Stored records

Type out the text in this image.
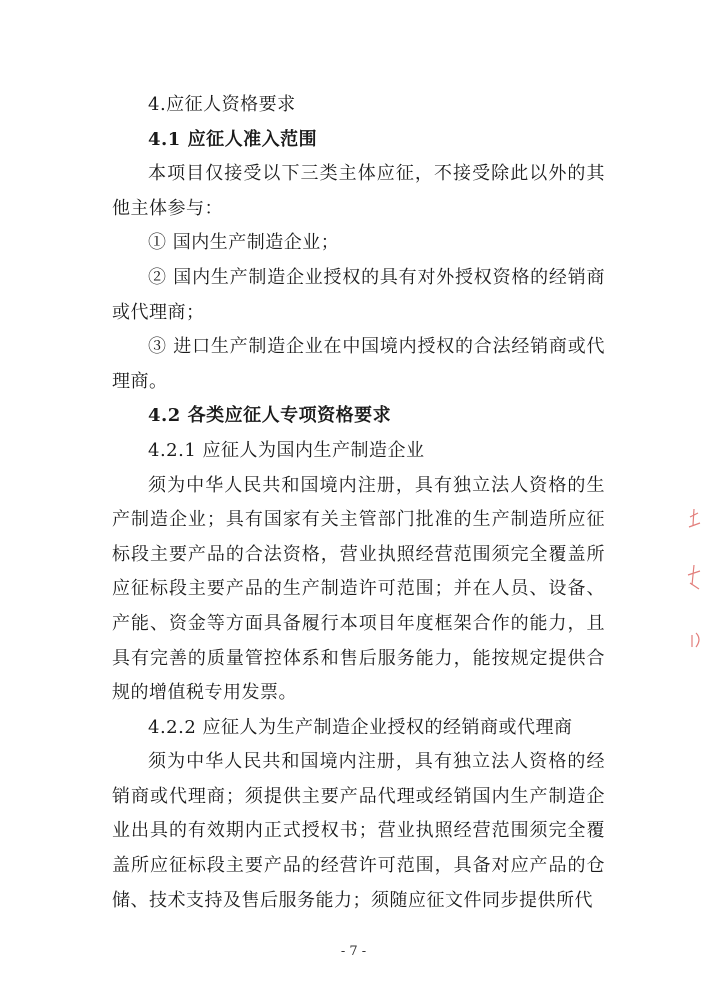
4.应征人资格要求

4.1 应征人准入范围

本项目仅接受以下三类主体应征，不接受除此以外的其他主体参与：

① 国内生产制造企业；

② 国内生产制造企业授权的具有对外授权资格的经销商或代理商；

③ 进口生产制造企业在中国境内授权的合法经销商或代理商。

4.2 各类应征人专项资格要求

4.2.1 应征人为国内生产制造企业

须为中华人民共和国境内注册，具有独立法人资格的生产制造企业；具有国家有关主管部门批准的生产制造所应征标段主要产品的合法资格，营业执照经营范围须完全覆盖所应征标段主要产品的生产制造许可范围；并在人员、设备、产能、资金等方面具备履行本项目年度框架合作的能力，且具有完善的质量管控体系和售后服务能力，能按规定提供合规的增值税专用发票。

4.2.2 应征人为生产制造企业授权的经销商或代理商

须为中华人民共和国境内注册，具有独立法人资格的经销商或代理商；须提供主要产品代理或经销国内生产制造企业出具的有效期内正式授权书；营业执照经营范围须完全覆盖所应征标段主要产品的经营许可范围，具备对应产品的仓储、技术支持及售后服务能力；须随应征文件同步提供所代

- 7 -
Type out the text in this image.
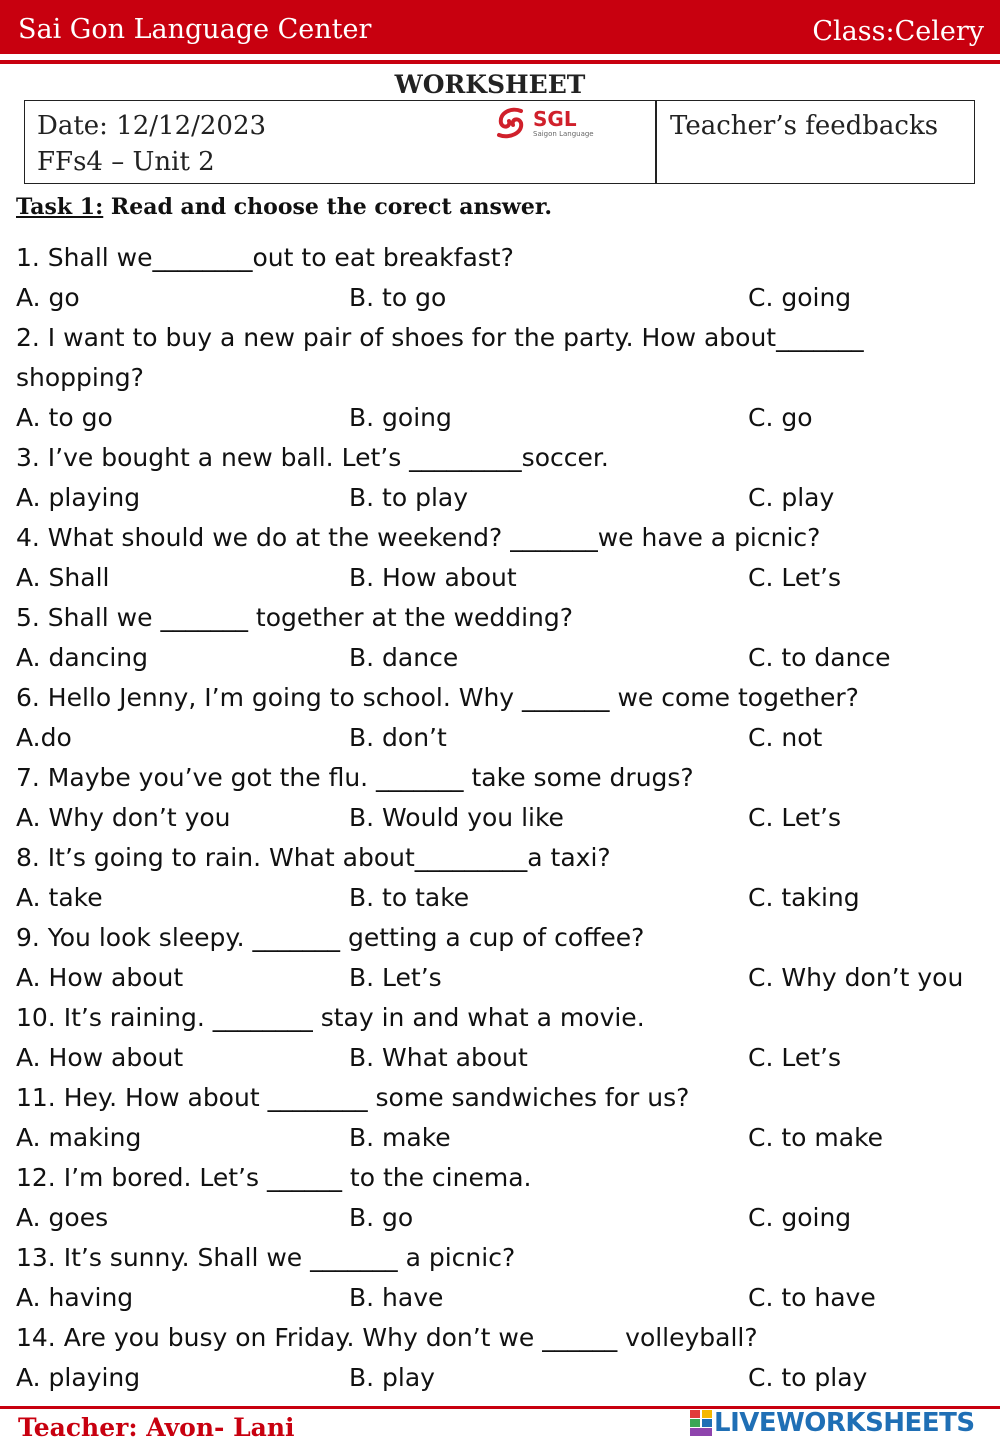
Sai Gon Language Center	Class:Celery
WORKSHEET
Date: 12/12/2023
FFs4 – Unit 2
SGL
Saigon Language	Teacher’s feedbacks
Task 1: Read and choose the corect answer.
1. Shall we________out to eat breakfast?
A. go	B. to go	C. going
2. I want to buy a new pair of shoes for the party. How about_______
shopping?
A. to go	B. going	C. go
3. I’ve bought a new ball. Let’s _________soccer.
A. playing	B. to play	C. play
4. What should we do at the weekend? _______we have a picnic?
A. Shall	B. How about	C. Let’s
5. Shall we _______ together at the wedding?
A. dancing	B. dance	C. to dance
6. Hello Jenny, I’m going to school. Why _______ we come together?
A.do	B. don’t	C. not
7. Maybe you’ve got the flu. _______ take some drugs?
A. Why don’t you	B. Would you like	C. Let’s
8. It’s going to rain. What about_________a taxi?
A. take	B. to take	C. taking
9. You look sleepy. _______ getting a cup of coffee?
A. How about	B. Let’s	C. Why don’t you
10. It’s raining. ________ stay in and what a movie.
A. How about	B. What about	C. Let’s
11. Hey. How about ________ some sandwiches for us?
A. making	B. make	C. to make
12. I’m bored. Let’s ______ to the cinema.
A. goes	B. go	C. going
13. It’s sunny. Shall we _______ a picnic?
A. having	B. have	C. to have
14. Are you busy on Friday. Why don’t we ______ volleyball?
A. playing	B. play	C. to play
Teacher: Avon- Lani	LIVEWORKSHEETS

=== What to do ===
Write out the entries above word for word. Do not include the pictures.

=== Right answer ===
Type out the text in this image.
4.应征人资格要求

4.1 应征人准入范围

本项目仅接受以下三类主体应征，不接受除此以外的其他主体参与：

① 国内生产制造企业；

② 国内生产制造企业授权的具有对外授权资格的经销商或代理商；

③ 进口生产制造企业在中国境内授权的合法经销商或代理商。

4.2 各类应征人专项资格要求

4.2.1 应征人为国内生产制造企业

须为中华人民共和国境内注册，具有独立法人资格的生产制造企业；具有国家有关主管部门批准的生产制造所应征标段主要产品的合法资格，营业执照经营范围须完全覆盖所应征标段主要产品的生产制造许可范围；并在人员、设备、产能、资金等方面具备履行本项目年度框架合作的能力，且具有完善的质量管控体系和售后服务能力，能按规定提供合规的增值税专用发票。

4.2.2 应征人为生产制造企业授权的经销商或代理商

须为中华人民共和国境内注册，具有独立法人资格的经销商或代理商；须提供主要产品代理或经销国内生产制造企业出具的有效期内正式授权书；营业执照经营范围须完全覆盖所应征标段主要产品的经营许可范围，具备对应产品的仓储、技术支持及售后服务能力；须随应征文件同步提供所代

- 7 -
Type out the text in this image.
Sai Gon Language Center	Class:Celery
WORKSHEET
Date: 12/12/2023
FFs4 – Unit 2
SGL
Saigon Language	Teacher’s feedbacks
Task 1: Read and choose the corect answer.
1. Shall we________out to eat breakfast?
A. go	B. to go	C. going
2. I want to buy a new pair of shoes for the party. How about_______
shopping?
A. to go	B. going	C. go
3. I’ve bought a new ball. Let’s _________soccer.
A. playing	B. to play	C. play
4. What should we do at the weekend? _______we have a picnic?
A. Shall	B. How about	C. Let’s
5. Shall we _______ together at the wedding?
A. dancing	B. dance	C. to dance
6. Hello Jenny, I’m going to school. Why _______ we come together?
A.do	B. don’t	C. not
7. Maybe you’ve got the flu. _______ take some drugs?
A. Why don’t you	B. Would you like	C. Let’s
8. It’s going to rain. What about_________a taxi?
A. take	B. to take	C. taking
9. You look sleepy. _______ getting a cup of coffee?
A. How about	B. Let’s	C. Why don’t you
10. It’s raining. ________ stay in and what a movie.
A. How about	B. What about	C. Let’s
11. Hey. How about ________ some sandwiches for us?
A. making	B. make	C. to make
12. I’m bored. Let’s ______ to the cinema.
A. goes	B. go	C. going
13. It’s sunny. Shall we _______ a picnic?
A. having	B. have	C. to have
14. Are you busy on Friday. Why don’t we ______ volleyball?
A. playing	B. play	C. to play
Teacher: Avon- Lani	LIVEWORKSHEETS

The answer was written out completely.